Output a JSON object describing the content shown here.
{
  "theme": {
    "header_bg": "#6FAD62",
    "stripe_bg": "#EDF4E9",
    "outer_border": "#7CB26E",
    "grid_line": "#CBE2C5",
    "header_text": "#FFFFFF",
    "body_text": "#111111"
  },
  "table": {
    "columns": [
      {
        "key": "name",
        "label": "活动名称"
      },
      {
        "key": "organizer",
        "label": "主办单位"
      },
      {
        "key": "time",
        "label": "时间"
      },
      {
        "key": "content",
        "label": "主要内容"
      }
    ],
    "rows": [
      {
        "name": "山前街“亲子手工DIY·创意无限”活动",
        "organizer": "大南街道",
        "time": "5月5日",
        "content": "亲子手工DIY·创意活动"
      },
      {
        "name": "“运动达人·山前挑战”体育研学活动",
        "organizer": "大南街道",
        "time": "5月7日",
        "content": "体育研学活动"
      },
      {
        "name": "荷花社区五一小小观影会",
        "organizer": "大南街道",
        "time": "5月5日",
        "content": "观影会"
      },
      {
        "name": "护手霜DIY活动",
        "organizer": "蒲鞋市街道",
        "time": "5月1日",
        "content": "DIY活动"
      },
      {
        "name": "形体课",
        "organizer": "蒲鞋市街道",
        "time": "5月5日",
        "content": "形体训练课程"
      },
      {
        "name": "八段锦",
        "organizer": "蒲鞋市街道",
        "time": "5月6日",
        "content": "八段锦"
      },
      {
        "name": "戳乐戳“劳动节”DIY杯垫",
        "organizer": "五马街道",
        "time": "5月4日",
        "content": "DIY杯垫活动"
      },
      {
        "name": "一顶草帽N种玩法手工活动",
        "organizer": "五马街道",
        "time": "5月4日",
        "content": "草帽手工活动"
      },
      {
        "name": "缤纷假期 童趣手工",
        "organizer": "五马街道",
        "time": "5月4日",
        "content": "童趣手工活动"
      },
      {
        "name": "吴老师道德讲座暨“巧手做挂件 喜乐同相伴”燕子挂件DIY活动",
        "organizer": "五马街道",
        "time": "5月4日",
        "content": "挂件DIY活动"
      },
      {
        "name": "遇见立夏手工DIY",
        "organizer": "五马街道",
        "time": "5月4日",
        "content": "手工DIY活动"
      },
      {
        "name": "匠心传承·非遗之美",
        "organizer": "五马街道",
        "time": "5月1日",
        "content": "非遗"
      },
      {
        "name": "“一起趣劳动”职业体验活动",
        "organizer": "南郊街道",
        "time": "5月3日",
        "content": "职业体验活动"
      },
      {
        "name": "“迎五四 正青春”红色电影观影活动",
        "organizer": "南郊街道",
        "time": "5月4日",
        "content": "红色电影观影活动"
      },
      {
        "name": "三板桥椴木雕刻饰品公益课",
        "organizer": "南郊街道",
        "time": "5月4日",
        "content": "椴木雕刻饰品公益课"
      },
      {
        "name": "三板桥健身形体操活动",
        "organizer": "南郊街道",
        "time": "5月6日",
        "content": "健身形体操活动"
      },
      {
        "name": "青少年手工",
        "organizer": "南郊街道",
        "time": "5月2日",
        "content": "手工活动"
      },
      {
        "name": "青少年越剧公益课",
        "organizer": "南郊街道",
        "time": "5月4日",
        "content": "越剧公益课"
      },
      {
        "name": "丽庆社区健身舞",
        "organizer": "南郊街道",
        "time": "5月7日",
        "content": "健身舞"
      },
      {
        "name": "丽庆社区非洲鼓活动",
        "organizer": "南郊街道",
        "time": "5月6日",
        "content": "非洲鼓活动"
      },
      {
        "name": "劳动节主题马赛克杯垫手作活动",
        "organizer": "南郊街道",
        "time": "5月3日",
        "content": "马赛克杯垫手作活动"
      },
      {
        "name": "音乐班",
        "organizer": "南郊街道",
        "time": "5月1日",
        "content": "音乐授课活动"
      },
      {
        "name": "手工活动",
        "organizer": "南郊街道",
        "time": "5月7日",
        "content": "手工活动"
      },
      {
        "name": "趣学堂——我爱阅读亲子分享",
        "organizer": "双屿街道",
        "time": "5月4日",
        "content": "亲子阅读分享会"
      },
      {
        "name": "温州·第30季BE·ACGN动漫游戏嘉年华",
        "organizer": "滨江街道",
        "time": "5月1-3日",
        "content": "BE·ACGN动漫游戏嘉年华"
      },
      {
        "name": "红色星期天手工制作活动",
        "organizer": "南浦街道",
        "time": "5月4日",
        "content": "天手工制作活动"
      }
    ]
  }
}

--------

> [Task]:
Write every entry out again exactly.

> [Solved exercise]:
Output a JSON object describing the content shown here.
{
  "theme": {
    "header_bg": "#6FAD62",
    "stripe_bg": "#EDF4E9",
    "outer_border": "#7CB26E",
    "grid_line": "#CBE2C5",
    "header_text": "#FFFFFF",
    "body_text": "#111111"
  },
  "table": {
    "columns": [
      {
        "key": "name",
        "label": "活动名称"
      },
      {
        "key": "organizer",
        "label": "主办单位"
      },
      {
        "key": "time",
        "label": "时间"
      },
      {
        "key": "content",
        "label": "主要内容"
      }
    ],
    "rows": [
      {
        "name": "山前街“亲子手工DIY·创意无限”活动",
        "organizer": "大南街道",
        "time": "5月5日",
        "content": "亲子手工DIY·创意活动"
      },
      {
        "name": "“运动达人·山前挑战”体育研学活动",
        "organizer": "大南街道",
        "time": "5月7日",
        "content": "体育研学活动"
      },
      {
        "name": "荷花社区五一小小观影会",
        "organizer": "大南街道",
        "time": "5月5日",
        "content": "观影会"
      },
      {
        "name": "护手霜DIY活动",
        "organizer": "蒲鞋市街道",
        "time": "5月1日",
        "content": "DIY活动"
      },
      {
        "name": "形体课",
        "organizer": "蒲鞋市街道",
        "time": "5月5日",
        "content": "形体训练课程"
      },
      {
        "name": "八段锦",
        "organizer": "蒲鞋市街道",
        "time": "5月6日",
        "content": "八段锦"
      },
      {
        "name": "戳乐戳“劳动节”DIY杯垫",
        "organizer": "五马街道",
        "time": "5月4日",
        "content": "DIY杯垫活动"
      },
      {
        "name": "一顶草帽N种玩法手工活动",
        "organizer": "五马街道",
        "time": "5月4日",
        "content": "草帽手工活动"
      },
      {
        "name": "缤纷假期 童趣手工",
        "organizer": "五马街道",
        "time": "5月4日",
        "content": "童趣手工活动"
      },
      {
        "name": "吴老师道德讲座暨“巧手做挂件 喜乐同相伴”燕子挂件DIY活动",
        "organizer": "五马街道",
        "time": "5月4日",
        "content": "挂件DIY活动"
      },
      {
        "name": "遇见立夏手工DIY",
        "organizer": "五马街道",
        "time": "5月4日",
        "content": "手工DIY活动"
      },
      {
        "name": "匠心传承·非遗之美",
        "organizer": "五马街道",
        "time": "5月1日",
        "content": "非遗"
      },
      {
        "name": "“一起趣劳动”职业体验活动",
        "organizer": "南郊街道",
        "time": "5月3日",
        "content": "职业体验活动"
      },
      {
        "name": "“迎五四 正青春”红色电影观影活动",
        "organizer": "南郊街道",
        "time": "5月4日",
        "content": "红色电影观影活动"
      },
      {
        "name": "三板桥椴木雕刻饰品公益课",
        "organizer": "南郊街道",
        "time": "5月4日",
        "content": "椴木雕刻饰品公益课"
      },
      {
        "name": "三板桥健身形体操活动",
        "organizer": "南郊街道",
        "time": "5月6日",
        "content": "健身形体操活动"
      },
      {
        "name": "青少年手工",
        "organizer": "南郊街道",
        "time": "5月2日",
        "content": "手工活动"
      },
      {
        "name": "青少年越剧公益课",
        "organizer": "南郊街道",
        "time": "5月4日",
        "content": "越剧公益课"
      },
      {
        "name": "丽庆社区健身舞",
        "organizer": "南郊街道",
        "time": "5月7日",
        "content": "健身舞"
      },
      {
        "name": "丽庆社区非洲鼓活动",
        "organizer": "南郊街道",
        "time": "5月6日",
        "content": "非洲鼓活动"
      },
      {
        "name": "劳动节主题马赛克杯垫手作活动",
        "organizer": "南郊街道",
        "time": "5月3日",
        "content": "马赛克杯垫手作活动"
      },
      {
        "name": "音乐班",
        "organizer": "南郊街道",
        "time": "5月1日",
        "content": "音乐授课活动"
      },
      {
        "name": "手工活动",
        "organizer": "南郊街道",
        "time": "5月7日",
        "content": "手工活动"
      },
      {
        "name": "趣学堂——我爱阅读亲子分享",
        "organizer": "双屿街道",
        "time": "5月4日",
        "content": "亲子阅读分享会"
      },
      {
        "name": "温州·第30季BE·ACGN动漫游戏嘉年华",
        "organizer": "滨江街道",
        "time": "5月1-3日",
        "content": "BE·ACGN动漫游戏嘉年华"
      },
      {
        "name": "红色星期天手工制作活动",
        "organizer": "南浦街道",
        "time": "5月4日",
        "content": "天手工制作活动"
      }
    ]
  }
}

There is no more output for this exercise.